EXERCISE DIRECTIONS:
Your answer should be a single number: the count of lines that include "These".
════════════════════
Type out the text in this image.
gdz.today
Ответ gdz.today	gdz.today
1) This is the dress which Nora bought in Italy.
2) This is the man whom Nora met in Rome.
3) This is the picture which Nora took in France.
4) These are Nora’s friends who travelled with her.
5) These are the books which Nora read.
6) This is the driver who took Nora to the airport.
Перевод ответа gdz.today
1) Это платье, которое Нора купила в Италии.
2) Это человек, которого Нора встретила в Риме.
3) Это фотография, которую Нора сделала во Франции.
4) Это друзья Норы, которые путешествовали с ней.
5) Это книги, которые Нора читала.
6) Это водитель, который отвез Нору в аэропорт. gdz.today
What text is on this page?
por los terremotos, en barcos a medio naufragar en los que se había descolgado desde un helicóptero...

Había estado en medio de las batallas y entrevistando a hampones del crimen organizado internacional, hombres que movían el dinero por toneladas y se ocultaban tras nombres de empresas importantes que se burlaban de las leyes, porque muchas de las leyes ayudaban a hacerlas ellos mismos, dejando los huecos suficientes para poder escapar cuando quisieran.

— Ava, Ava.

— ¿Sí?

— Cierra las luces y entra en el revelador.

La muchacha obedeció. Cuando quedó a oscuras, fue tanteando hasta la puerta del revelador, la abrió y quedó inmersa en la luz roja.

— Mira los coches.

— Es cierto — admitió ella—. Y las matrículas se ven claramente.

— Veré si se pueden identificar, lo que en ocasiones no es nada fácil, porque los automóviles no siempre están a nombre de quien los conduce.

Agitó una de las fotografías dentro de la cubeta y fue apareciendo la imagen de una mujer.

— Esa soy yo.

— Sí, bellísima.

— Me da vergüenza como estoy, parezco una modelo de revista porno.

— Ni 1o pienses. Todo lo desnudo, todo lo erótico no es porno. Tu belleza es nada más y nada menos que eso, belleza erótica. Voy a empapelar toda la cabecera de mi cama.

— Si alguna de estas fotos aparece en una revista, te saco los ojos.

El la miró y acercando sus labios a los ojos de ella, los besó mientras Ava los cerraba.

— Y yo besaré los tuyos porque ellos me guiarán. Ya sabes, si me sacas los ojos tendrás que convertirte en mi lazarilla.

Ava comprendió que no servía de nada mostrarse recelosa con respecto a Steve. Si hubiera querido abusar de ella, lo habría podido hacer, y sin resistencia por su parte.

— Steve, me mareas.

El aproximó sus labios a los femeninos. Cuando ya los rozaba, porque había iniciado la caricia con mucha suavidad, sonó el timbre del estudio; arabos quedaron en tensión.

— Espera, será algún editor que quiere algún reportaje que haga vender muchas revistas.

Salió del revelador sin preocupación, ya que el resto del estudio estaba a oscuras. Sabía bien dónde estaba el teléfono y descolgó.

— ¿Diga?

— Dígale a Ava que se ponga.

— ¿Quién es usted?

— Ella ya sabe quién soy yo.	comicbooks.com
════════════════════
WORKED ANSWER:
2